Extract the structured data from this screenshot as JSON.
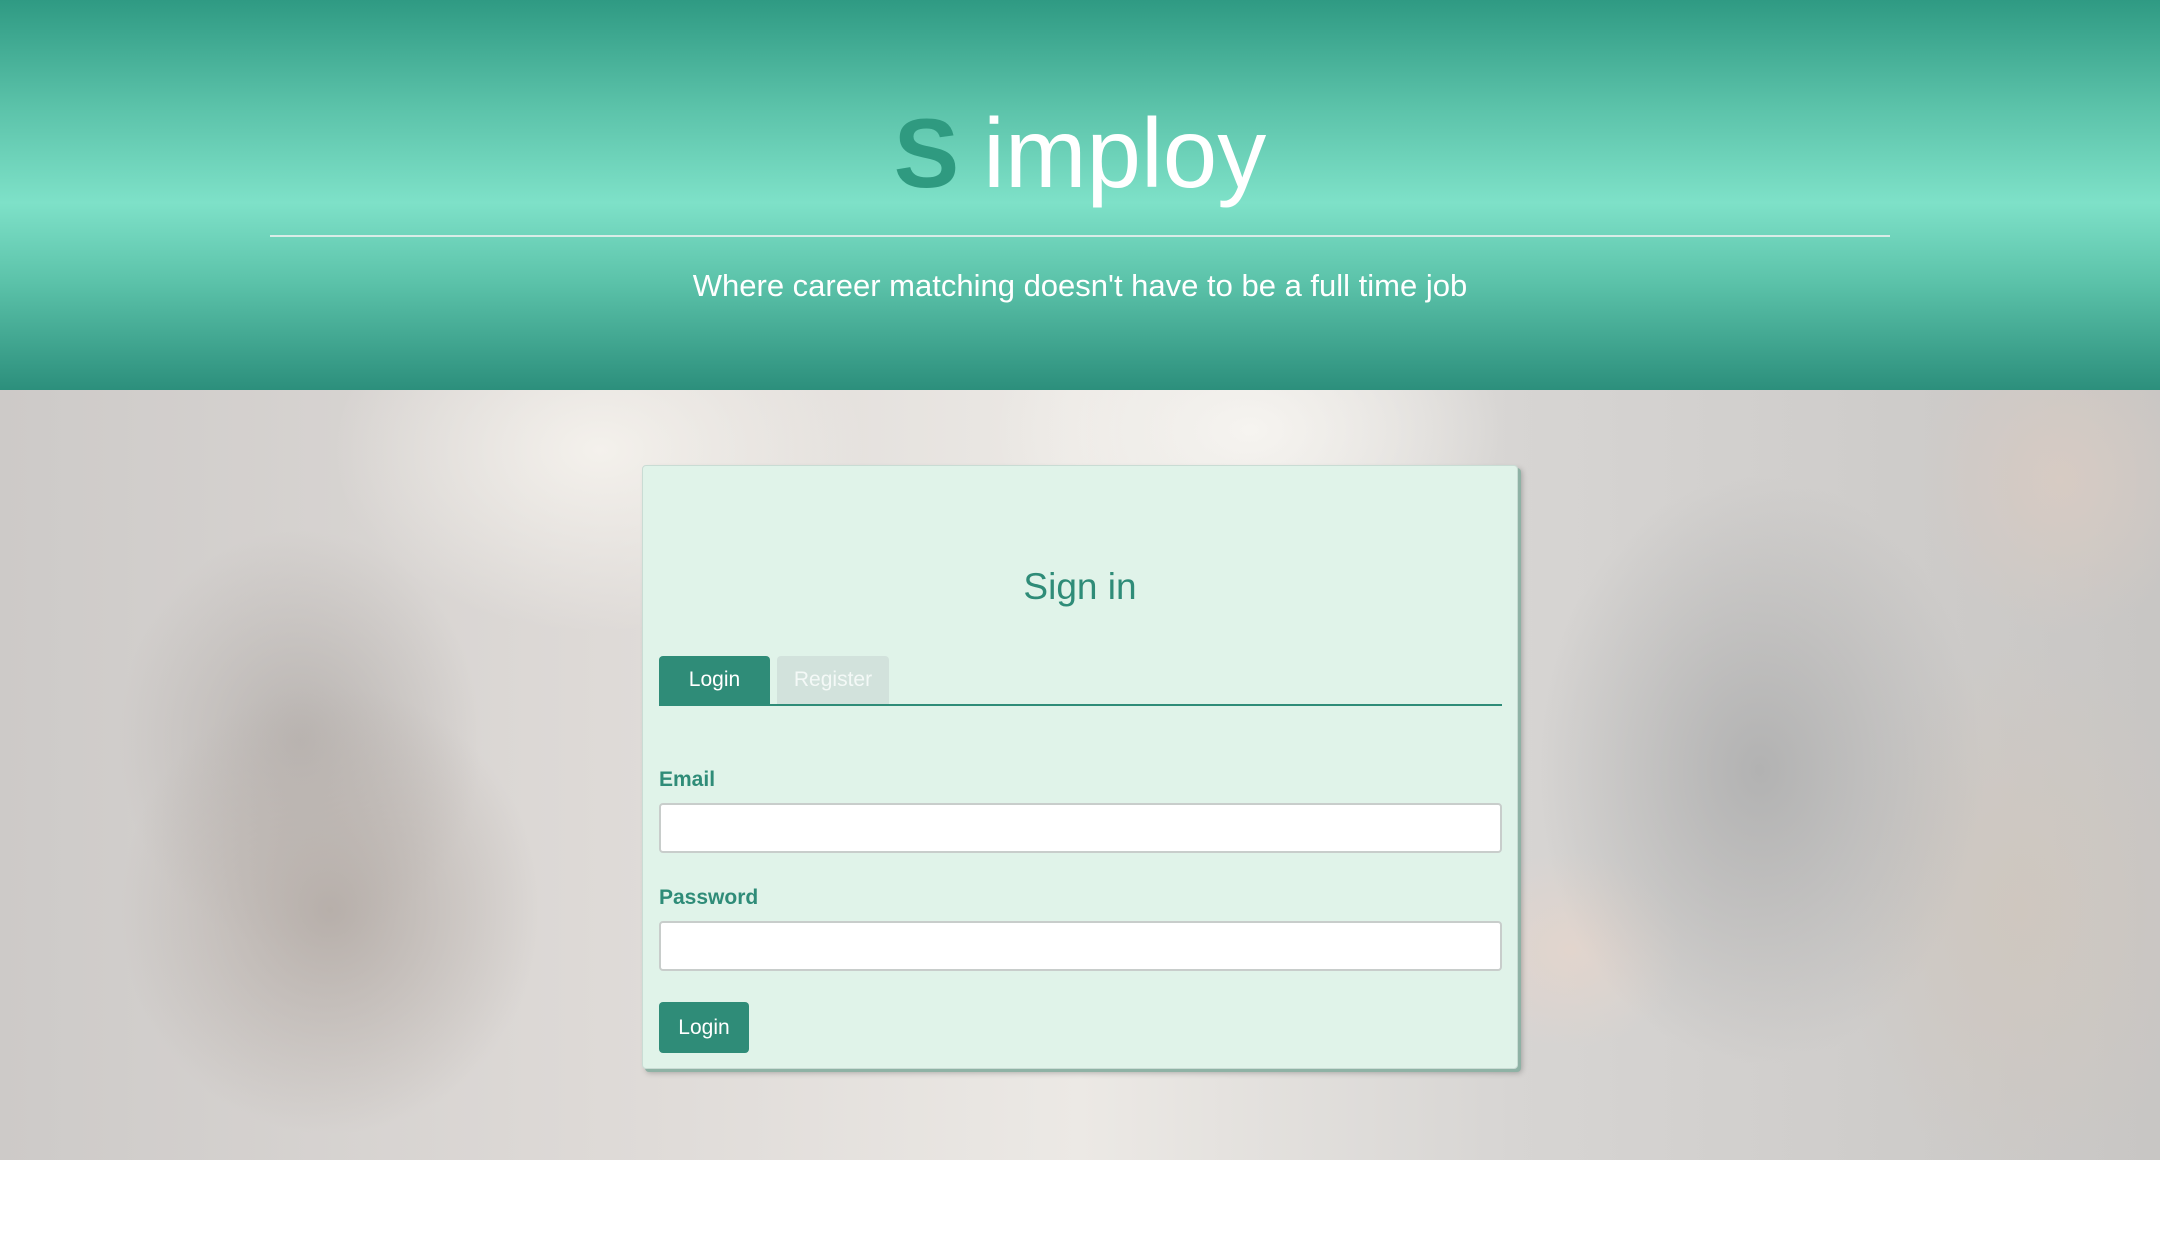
{
  "header": {
    "logo_letter": "S",
    "logo_text": "imploy",
    "tagline": "Where career matching doesn't have to be a full time job"
  },
  "signin": {
    "title": "Sign in",
    "tabs": [
      {
        "label": "Login",
        "active": true
      },
      {
        "label": "Register",
        "active": false
      }
    ],
    "email_label": "Email",
    "email_value": "",
    "password_label": "Password",
    "password_value": "",
    "submit_label": "Login"
  },
  "colors": {
    "brand_green": "#2f8c78",
    "header_light": "#7ee1c8",
    "card_bg": "#e0f3e9"
  }
}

-- EXERCISE --
Copy out each record shown above without alteration, skipping any picture.

-- SOLUTION BELOW --
Extract the structured data from this screenshot as JSON.
{
  "header": {
    "logo_letter": "S",
    "logo_text": "imploy",
    "tagline": "Where career matching doesn't have to be a full time job"
  },
  "signin": {
    "title": "Sign in",
    "tabs": [
      {
        "label": "Login",
        "active": true
      },
      {
        "label": "Register",
        "active": false
      }
    ],
    "email_label": "Email",
    "email_value": "",
    "password_label": "Password",
    "password_value": "",
    "submit_label": "Login"
  },
  "colors": {
    "brand_green": "#2f8c78",
    "header_light": "#7ee1c8",
    "card_bg": "#e0f3e9"
  }
}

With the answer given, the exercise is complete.